[Data entries for graphics]
◆ ◆ ◆ ◆
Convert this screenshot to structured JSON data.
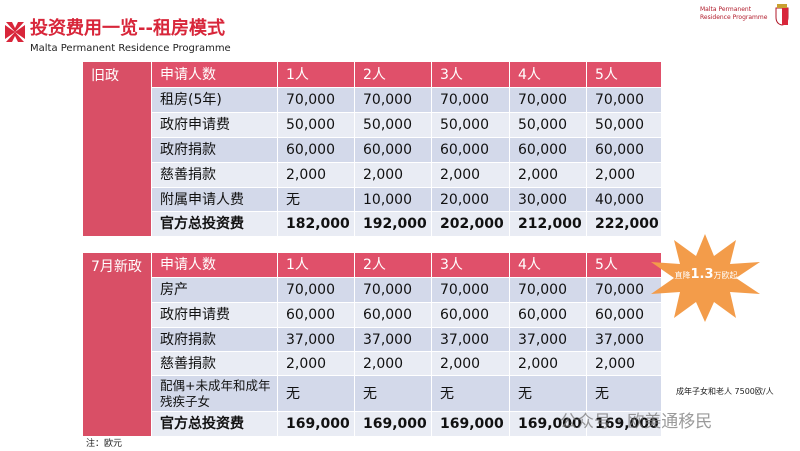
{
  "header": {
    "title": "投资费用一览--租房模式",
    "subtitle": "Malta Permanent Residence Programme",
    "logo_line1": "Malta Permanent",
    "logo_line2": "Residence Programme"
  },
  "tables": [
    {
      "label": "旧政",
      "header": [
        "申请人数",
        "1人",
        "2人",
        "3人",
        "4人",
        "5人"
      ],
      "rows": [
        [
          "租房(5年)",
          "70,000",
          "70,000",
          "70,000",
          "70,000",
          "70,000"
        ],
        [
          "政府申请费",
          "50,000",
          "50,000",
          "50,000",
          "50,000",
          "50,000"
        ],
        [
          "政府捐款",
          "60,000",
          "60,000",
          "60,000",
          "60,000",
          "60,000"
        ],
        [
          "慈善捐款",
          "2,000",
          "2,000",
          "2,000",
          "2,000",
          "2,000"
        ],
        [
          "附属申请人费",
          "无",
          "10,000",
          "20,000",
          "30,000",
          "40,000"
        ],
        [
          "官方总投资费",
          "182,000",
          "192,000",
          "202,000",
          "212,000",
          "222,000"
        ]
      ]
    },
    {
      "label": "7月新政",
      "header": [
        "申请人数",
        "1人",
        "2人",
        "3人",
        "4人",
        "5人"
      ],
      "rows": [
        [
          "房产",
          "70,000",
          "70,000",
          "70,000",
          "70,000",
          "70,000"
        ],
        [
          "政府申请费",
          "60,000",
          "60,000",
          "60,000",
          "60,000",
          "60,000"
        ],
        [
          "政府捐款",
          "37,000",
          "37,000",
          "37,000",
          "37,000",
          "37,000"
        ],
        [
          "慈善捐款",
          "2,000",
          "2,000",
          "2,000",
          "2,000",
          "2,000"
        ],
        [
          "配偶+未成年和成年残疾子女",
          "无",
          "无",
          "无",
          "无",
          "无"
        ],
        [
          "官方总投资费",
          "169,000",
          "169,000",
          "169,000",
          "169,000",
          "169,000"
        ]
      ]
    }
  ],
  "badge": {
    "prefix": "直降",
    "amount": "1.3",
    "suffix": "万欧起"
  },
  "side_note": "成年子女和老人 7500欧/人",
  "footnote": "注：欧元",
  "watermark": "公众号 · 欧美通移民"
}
◆ ◆ ◆ ◆
(STATED EXERCISE):
Quote the listing above in full, except for the pictures.

(RESULT OF THIS EXERCISE):
Convert this screenshot to structured JSON data.
{
  "header": {
    "title": "投资费用一览--租房模式",
    "subtitle": "Malta Permanent Residence Programme",
    "logo_line1": "Malta Permanent",
    "logo_line2": "Residence Programme"
  },
  "tables": [
    {
      "label": "旧政",
      "header": [
        "申请人数",
        "1人",
        "2人",
        "3人",
        "4人",
        "5人"
      ],
      "rows": [
        [
          "租房(5年)",
          "70,000",
          "70,000",
          "70,000",
          "70,000",
          "70,000"
        ],
        [
          "政府申请费",
          "50,000",
          "50,000",
          "50,000",
          "50,000",
          "50,000"
        ],
        [
          "政府捐款",
          "60,000",
          "60,000",
          "60,000",
          "60,000",
          "60,000"
        ],
        [
          "慈善捐款",
          "2,000",
          "2,000",
          "2,000",
          "2,000",
          "2,000"
        ],
        [
          "附属申请人费",
          "无",
          "10,000",
          "20,000",
          "30,000",
          "40,000"
        ],
        [
          "官方总投资费",
          "182,000",
          "192,000",
          "202,000",
          "212,000",
          "222,000"
        ]
      ]
    },
    {
      "label": "7月新政",
      "header": [
        "申请人数",
        "1人",
        "2人",
        "3人",
        "4人",
        "5人"
      ],
      "rows": [
        [
          "房产",
          "70,000",
          "70,000",
          "70,000",
          "70,000",
          "70,000"
        ],
        [
          "政府申请费",
          "60,000",
          "60,000",
          "60,000",
          "60,000",
          "60,000"
        ],
        [
          "政府捐款",
          "37,000",
          "37,000",
          "37,000",
          "37,000",
          "37,000"
        ],
        [
          "慈善捐款",
          "2,000",
          "2,000",
          "2,000",
          "2,000",
          "2,000"
        ],
        [
          "配偶+未成年和成年残疾子女",
          "无",
          "无",
          "无",
          "无",
          "无"
        ],
        [
          "官方总投资费",
          "169,000",
          "169,000",
          "169,000",
          "169,000",
          "169,000"
        ]
      ]
    }
  ],
  "badge": {
    "prefix": "直降",
    "amount": "1.3",
    "suffix": "万欧起"
  },
  "side_note": "成年子女和老人 7500欧/人",
  "footnote": "注：欧元",
  "watermark": "公众号 · 欧美通移民"
}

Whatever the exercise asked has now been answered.